## WHAT YOU HAVE TO DO
Using the records below, locate all lines containing "Mata" and return them.

**** RECORDS SUPPLIED ****

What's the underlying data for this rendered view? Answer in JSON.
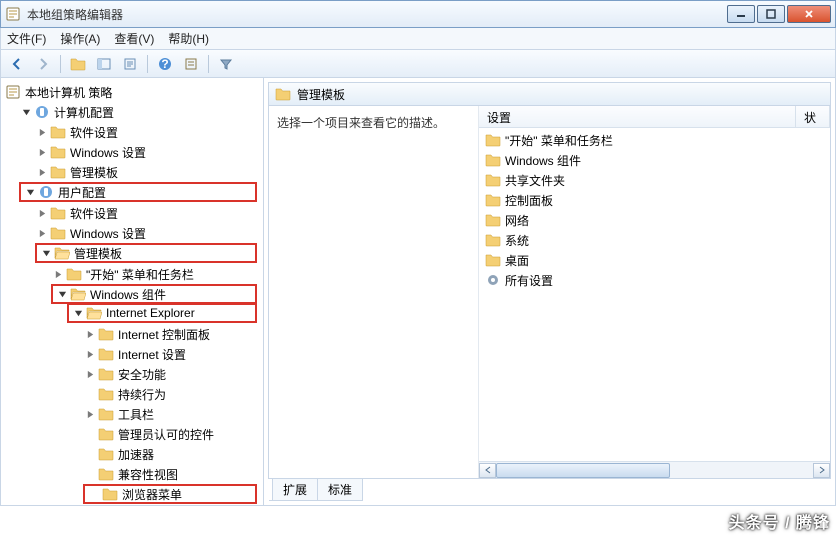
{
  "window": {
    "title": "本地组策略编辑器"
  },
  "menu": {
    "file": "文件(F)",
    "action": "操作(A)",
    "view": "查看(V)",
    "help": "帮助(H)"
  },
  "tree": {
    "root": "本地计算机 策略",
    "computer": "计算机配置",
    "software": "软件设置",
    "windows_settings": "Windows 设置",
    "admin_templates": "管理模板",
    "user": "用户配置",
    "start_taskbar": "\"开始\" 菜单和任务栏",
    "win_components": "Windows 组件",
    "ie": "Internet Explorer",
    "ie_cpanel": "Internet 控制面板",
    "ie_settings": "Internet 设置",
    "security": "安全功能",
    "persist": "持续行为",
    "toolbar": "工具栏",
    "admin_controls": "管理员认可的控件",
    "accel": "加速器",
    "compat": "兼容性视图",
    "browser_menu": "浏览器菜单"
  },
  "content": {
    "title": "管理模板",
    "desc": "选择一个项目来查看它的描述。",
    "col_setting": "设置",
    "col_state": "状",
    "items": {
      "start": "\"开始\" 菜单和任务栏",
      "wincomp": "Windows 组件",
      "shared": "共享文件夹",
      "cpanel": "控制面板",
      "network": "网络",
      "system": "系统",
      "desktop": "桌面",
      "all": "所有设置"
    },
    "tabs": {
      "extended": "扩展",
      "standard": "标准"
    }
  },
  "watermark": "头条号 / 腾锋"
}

****
**** RECORDS SUPPLIED ****

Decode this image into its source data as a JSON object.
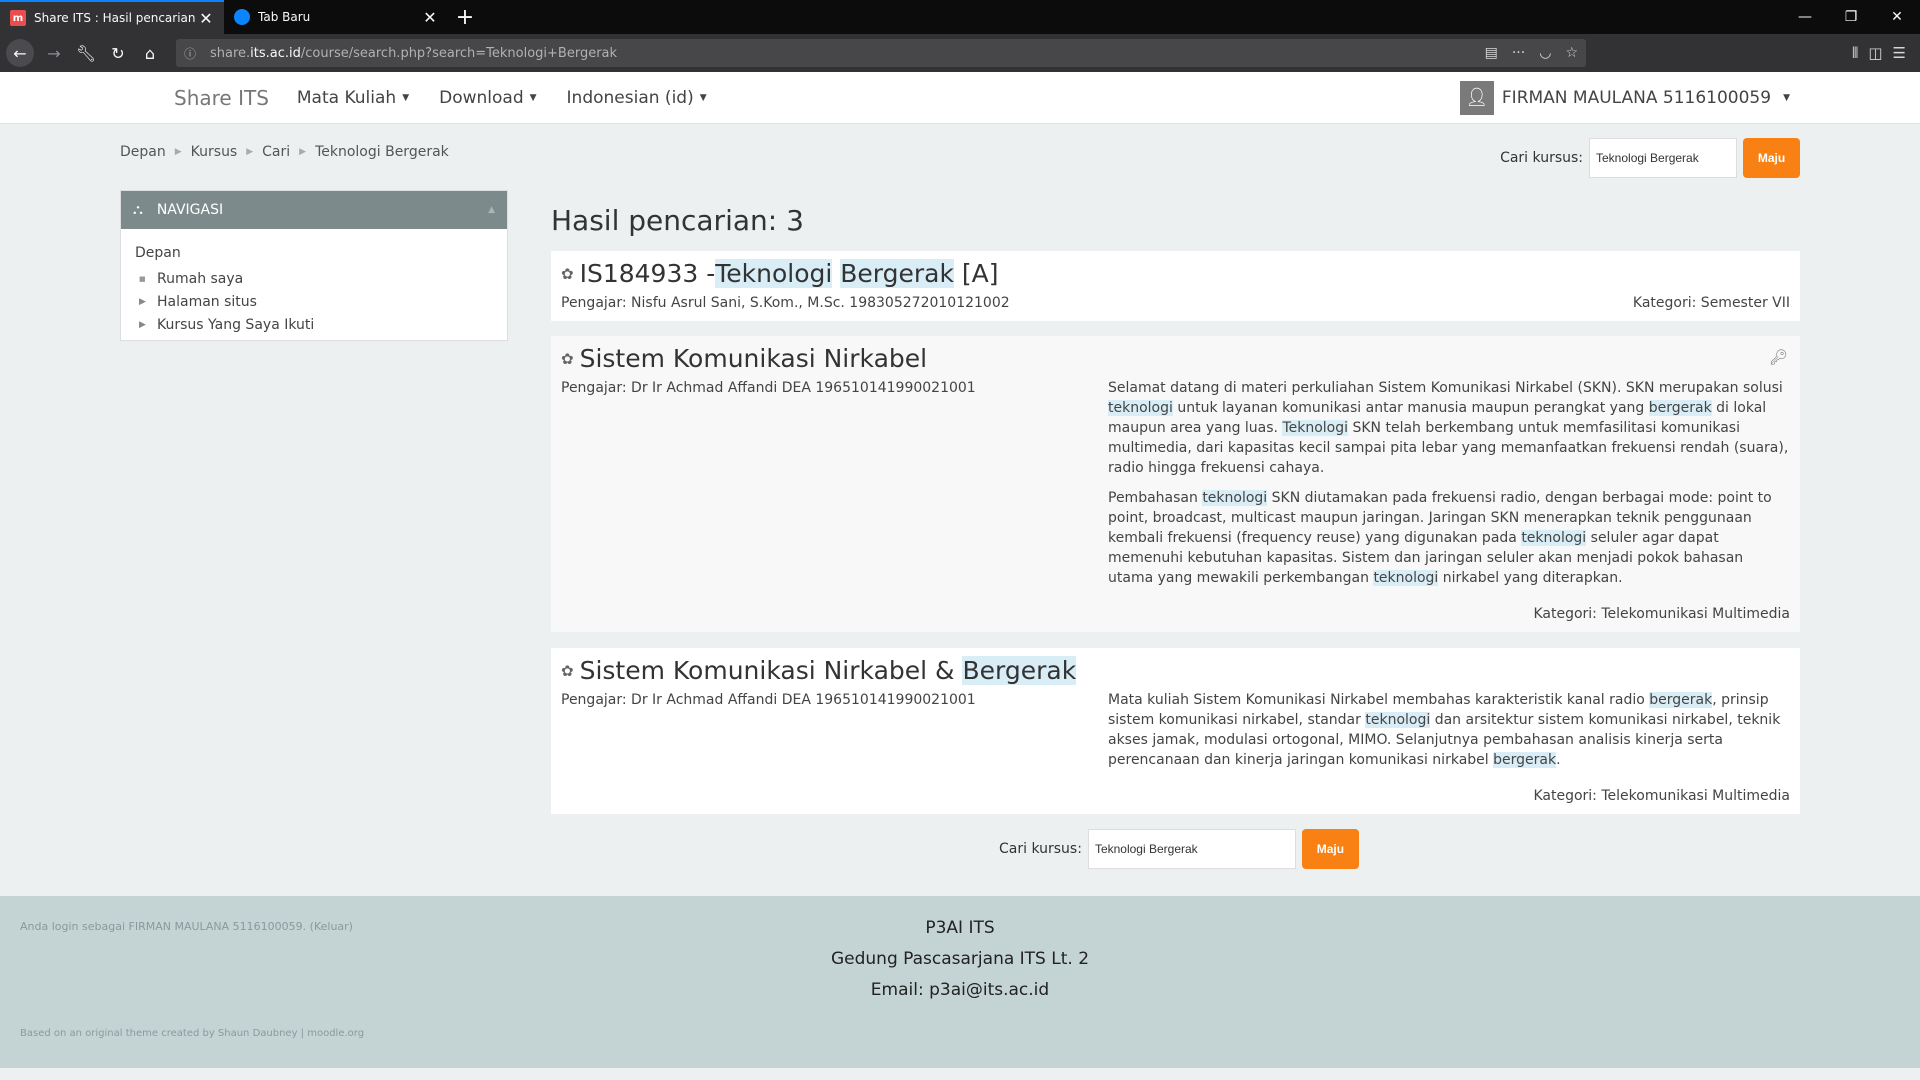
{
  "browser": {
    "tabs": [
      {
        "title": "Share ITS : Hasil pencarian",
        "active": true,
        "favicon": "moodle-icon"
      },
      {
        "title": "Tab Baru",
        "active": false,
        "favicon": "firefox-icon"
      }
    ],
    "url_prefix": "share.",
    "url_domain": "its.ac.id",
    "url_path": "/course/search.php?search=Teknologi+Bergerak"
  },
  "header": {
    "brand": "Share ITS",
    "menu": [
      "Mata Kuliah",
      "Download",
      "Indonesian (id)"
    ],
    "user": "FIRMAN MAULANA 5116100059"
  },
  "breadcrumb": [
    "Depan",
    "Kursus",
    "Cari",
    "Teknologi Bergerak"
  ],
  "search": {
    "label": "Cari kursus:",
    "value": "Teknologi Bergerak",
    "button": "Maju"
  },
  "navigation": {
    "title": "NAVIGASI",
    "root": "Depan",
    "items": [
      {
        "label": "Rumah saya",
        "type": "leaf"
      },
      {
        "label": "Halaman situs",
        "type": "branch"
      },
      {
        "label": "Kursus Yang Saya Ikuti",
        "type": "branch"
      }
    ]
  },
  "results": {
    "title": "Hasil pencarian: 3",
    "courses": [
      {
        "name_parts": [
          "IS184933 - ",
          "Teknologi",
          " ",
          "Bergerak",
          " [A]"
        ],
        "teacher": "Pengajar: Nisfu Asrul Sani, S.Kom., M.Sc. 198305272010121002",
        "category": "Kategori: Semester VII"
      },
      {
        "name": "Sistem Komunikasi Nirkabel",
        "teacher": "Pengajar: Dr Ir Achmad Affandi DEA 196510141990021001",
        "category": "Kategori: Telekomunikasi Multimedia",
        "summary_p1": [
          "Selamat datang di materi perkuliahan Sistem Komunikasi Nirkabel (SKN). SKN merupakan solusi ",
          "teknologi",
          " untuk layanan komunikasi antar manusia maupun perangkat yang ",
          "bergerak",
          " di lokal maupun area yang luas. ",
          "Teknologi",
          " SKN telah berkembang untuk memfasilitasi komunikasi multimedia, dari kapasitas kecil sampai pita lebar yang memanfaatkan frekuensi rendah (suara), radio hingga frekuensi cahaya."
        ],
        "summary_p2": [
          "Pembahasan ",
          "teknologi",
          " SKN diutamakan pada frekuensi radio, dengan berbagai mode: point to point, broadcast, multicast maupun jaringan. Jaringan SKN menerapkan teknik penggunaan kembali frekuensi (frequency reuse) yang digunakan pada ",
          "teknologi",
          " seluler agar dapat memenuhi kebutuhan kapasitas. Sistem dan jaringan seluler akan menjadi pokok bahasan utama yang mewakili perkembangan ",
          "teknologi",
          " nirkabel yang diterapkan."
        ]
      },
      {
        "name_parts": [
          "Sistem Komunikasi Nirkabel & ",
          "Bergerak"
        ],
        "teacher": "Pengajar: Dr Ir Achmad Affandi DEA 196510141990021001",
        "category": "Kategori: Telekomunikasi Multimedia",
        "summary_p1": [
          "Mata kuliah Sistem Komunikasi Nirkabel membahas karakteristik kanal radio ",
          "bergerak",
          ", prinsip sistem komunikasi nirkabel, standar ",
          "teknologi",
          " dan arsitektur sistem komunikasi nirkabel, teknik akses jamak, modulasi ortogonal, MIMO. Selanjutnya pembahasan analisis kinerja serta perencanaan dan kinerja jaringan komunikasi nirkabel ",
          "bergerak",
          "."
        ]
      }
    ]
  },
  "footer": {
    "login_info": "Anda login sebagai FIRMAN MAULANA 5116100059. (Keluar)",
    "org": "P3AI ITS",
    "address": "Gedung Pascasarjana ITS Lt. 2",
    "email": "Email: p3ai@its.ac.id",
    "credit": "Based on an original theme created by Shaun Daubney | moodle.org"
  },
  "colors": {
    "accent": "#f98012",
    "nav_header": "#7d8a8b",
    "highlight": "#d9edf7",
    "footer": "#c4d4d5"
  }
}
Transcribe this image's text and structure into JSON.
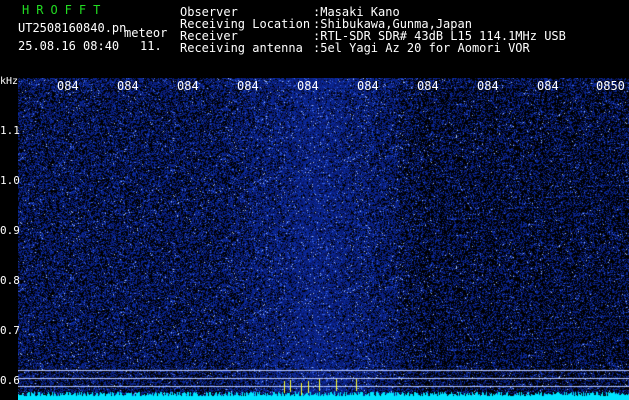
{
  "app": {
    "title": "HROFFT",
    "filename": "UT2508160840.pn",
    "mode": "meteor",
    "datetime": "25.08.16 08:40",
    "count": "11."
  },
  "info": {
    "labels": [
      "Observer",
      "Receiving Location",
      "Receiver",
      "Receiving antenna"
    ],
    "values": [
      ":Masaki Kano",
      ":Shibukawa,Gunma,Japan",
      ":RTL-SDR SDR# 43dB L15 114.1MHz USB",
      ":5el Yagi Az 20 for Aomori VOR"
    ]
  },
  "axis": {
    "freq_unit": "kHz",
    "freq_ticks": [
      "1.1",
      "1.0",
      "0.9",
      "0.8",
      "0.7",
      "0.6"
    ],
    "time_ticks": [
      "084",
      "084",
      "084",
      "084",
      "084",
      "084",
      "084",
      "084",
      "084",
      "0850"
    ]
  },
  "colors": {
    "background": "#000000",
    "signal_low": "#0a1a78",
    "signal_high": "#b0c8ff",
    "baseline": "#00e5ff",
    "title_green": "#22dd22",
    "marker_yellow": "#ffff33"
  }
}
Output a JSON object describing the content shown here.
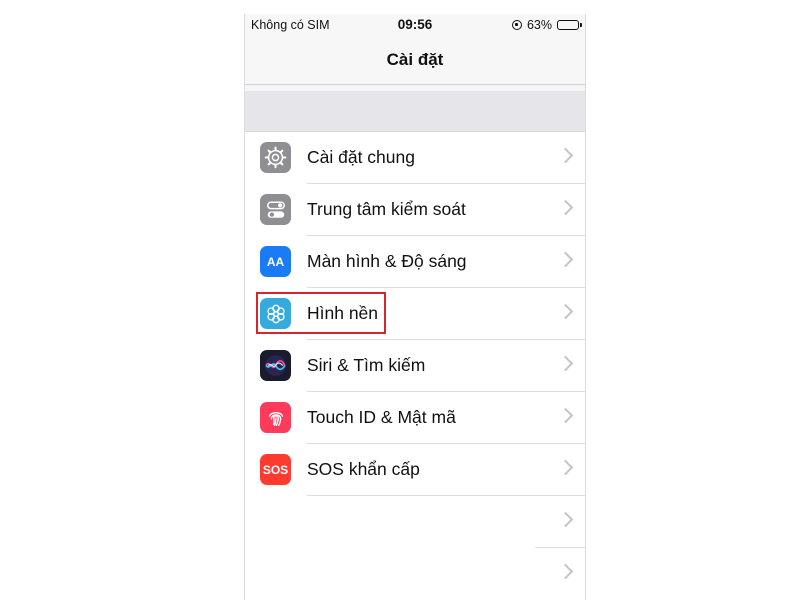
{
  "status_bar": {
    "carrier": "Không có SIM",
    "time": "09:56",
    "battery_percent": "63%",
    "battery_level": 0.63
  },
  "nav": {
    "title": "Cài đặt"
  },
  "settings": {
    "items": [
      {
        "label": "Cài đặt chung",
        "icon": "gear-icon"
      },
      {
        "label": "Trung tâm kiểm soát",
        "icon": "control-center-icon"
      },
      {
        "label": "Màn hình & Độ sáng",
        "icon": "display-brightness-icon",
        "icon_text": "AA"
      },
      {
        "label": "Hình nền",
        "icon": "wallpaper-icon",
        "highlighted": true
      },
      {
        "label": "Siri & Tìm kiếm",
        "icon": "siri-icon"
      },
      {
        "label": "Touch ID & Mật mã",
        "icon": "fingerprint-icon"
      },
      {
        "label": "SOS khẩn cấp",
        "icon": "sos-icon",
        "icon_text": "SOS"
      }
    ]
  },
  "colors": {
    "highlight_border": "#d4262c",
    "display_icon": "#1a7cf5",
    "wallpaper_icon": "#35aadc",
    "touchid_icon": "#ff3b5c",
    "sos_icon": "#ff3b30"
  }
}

****
**** RECORDS SUPPLIED ****

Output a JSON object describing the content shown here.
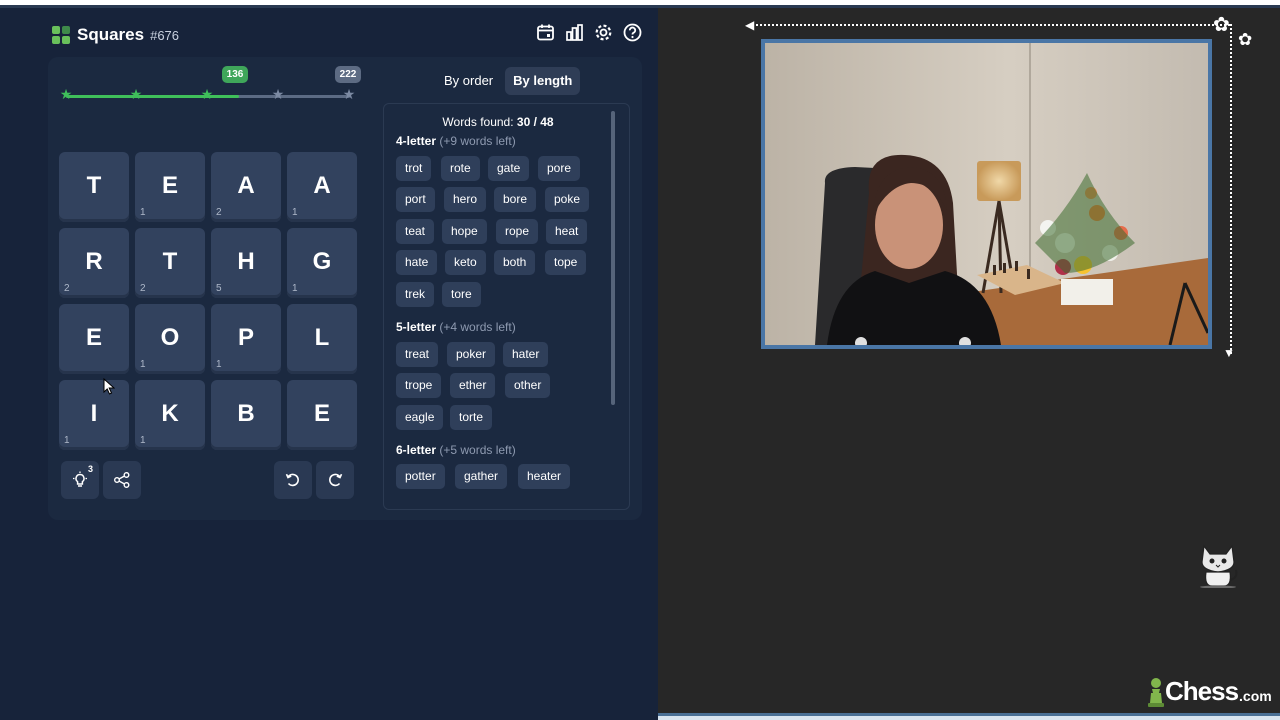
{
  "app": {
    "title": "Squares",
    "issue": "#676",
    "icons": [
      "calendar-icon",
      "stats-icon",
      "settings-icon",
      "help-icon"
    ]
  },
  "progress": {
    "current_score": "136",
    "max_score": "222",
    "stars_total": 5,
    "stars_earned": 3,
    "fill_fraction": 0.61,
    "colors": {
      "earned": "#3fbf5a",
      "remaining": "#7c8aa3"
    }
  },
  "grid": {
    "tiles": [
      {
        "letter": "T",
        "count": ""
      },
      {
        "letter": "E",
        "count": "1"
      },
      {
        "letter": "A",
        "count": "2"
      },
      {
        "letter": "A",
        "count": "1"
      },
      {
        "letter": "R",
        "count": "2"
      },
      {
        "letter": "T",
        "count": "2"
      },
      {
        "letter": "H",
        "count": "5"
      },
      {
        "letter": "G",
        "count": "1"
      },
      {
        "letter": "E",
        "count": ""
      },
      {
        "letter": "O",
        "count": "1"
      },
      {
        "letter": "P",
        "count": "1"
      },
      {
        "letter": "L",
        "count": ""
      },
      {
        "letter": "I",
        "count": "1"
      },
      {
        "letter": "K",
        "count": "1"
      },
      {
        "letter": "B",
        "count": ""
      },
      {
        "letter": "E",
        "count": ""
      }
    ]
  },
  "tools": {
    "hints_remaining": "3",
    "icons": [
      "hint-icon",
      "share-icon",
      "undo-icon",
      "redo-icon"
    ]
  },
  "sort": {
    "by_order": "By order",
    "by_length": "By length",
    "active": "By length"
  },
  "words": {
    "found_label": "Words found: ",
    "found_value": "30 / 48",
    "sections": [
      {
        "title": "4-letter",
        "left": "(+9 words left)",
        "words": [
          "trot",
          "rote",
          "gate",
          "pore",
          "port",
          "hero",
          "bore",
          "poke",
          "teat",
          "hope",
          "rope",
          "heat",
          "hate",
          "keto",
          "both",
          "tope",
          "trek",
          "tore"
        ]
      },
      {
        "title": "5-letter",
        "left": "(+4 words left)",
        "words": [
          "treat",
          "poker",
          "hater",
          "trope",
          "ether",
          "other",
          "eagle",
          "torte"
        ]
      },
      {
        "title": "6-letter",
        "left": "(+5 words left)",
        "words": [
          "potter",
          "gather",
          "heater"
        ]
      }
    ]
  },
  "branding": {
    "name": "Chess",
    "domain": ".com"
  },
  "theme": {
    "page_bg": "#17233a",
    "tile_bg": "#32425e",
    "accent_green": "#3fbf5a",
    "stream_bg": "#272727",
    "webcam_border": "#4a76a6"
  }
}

****

## RESPONSE TO THIS EXERCISE
      "Mata Kuliah",
          "Mata kuliah Sistem Komunikasi Nirkabel membahas karakteristik kanal radio ",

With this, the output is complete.